* RECORDS PROVIDED:

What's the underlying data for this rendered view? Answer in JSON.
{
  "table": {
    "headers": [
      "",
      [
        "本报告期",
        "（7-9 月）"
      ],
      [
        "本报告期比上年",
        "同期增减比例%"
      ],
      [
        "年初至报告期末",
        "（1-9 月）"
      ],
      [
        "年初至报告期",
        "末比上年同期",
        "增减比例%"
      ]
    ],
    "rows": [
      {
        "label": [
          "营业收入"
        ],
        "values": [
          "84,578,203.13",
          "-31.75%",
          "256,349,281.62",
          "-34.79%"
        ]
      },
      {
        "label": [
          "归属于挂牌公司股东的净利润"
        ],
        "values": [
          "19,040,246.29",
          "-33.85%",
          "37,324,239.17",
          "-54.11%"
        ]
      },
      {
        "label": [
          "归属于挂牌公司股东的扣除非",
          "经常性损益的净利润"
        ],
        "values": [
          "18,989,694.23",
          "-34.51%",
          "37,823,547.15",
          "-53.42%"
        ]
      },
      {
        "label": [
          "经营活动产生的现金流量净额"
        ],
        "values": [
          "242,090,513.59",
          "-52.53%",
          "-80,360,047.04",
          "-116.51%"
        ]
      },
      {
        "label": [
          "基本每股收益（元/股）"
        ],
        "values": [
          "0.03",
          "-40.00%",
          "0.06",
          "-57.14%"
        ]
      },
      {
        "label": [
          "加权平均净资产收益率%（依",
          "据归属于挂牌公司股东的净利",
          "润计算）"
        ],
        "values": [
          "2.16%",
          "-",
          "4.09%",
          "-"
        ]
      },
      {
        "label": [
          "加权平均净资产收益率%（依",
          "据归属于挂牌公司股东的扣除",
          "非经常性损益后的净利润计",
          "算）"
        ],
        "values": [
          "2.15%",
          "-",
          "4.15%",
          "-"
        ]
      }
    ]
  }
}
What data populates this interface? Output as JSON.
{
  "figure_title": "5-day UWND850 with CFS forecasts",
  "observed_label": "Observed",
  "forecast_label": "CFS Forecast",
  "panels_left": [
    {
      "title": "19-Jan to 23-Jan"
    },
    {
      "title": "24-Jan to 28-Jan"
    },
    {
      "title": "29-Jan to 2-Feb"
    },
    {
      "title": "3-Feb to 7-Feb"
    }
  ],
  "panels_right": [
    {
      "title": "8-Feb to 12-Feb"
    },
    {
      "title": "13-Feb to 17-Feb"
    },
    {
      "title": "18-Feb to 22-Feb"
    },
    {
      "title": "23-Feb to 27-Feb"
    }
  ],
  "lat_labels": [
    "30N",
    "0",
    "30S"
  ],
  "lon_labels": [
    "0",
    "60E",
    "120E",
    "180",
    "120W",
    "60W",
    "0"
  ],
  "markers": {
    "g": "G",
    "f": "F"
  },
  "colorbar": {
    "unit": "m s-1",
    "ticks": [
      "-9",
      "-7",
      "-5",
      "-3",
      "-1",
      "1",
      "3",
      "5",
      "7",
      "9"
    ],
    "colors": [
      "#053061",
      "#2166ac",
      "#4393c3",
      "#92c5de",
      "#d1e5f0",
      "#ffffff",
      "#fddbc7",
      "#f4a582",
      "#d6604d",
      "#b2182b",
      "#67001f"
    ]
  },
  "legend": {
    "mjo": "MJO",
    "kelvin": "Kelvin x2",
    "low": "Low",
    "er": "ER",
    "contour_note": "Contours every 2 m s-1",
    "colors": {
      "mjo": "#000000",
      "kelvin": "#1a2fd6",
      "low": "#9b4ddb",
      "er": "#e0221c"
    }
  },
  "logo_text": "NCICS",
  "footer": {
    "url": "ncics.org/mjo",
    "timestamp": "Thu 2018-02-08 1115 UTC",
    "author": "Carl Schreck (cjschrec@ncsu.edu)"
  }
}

* TASK REQUIREMENTS: Above are the records; copy all of them exactly.

* ANSWER TO THIS EXERCISE:
What's the underlying data for this rendered view? Answer in JSON.
{
  "table": {
    "headers": [
      "",
      [
        "本报告期",
        "（7-9 月）"
      ],
      [
        "本报告期比上年",
        "同期增减比例%"
      ],
      [
        "年初至报告期末",
        "（1-9 月）"
      ],
      [
        "年初至报告期",
        "末比上年同期",
        "增减比例%"
      ]
    ],
    "rows": [
      {
        "label": [
          "营业收入"
        ],
        "values": [
          "84,578,203.13",
          "-31.75%",
          "256,349,281.62",
          "-34.79%"
        ]
      },
      {
        "label": [
          "归属于挂牌公司股东的净利润"
        ],
        "values": [
          "19,040,246.29",
          "-33.85%",
          "37,324,239.17",
          "-54.11%"
        ]
      },
      {
        "label": [
          "归属于挂牌公司股东的扣除非",
          "经常性损益的净利润"
        ],
        "values": [
          "18,989,694.23",
          "-34.51%",
          "37,823,547.15",
          "-53.42%"
        ]
      },
      {
        "label": [
          "经营活动产生的现金流量净额"
        ],
        "values": [
          "242,090,513.59",
          "-52.53%",
          "-80,360,047.04",
          "-116.51%"
        ]
      },
      {
        "label": [
          "基本每股收益（元/股）"
        ],
        "values": [
          "0.03",
          "-40.00%",
          "0.06",
          "-57.14%"
        ]
      },
      {
        "label": [
          "加权平均净资产收益率%（依",
          "据归属于挂牌公司股东的净利",
          "润计算）"
        ],
        "values": [
          "2.16%",
          "-",
          "4.09%",
          "-"
        ]
      },
      {
        "label": [
          "加权平均净资产收益率%（依",
          "据归属于挂牌公司股东的扣除",
          "非经常性损益后的净利润计",
          "算）"
        ],
        "values": [
          "2.15%",
          "-",
          "4.15%",
          "-"
        ]
      }
    ]
  }
}
What data populates this interface? Output as JSON.
{
  "figure_title": "5-day UWND850 with CFS forecasts",
  "observed_label": "Observed",
  "forecast_label": "CFS Forecast",
  "panels_left": [
    {
      "title": "19-Jan to 23-Jan"
    },
    {
      "title": "24-Jan to 28-Jan"
    },
    {
      "title": "29-Jan to 2-Feb"
    },
    {
      "title": "3-Feb to 7-Feb"
    }
  ],
  "panels_right": [
    {
      "title": "8-Feb to 12-Feb"
    },
    {
      "title": "13-Feb to 17-Feb"
    },
    {
      "title": "18-Feb to 22-Feb"
    },
    {
      "title": "23-Feb to 27-Feb"
    }
  ],
  "lat_labels": [
    "30N",
    "0",
    "30S"
  ],
  "lon_labels": [
    "0",
    "60E",
    "120E",
    "180",
    "120W",
    "60W",
    "0"
  ],
  "markers": {
    "g": "G",
    "f": "F"
  },
  "colorbar": {
    "unit": "m s-1",
    "ticks": [
      "-9",
      "-7",
      "-5",
      "-3",
      "-1",
      "1",
      "3",
      "5",
      "7",
      "9"
    ],
    "colors": [
      "#053061",
      "#2166ac",
      "#4393c3",
      "#92c5de",
      "#d1e5f0",
      "#ffffff",
      "#fddbc7",
      "#f4a582",
      "#d6604d",
      "#b2182b",
      "#67001f"
    ]
  },
  "legend": {
    "mjo": "MJO",
    "kelvin": "Kelvin x2",
    "low": "Low",
    "er": "ER",
    "contour_note": "Contours every 2 m s-1",
    "colors": {
      "mjo": "#000000",
      "kelvin": "#1a2fd6",
      "low": "#9b4ddb",
      "er": "#e0221c"
    }
  },
  "logo_text": "NCICS",
  "footer": {
    "url": "ncics.org/mjo",
    "timestamp": "Thu 2018-02-08 1115 UTC",
    "author": "Carl Schreck (cjschrec@ncsu.edu)"
  }
}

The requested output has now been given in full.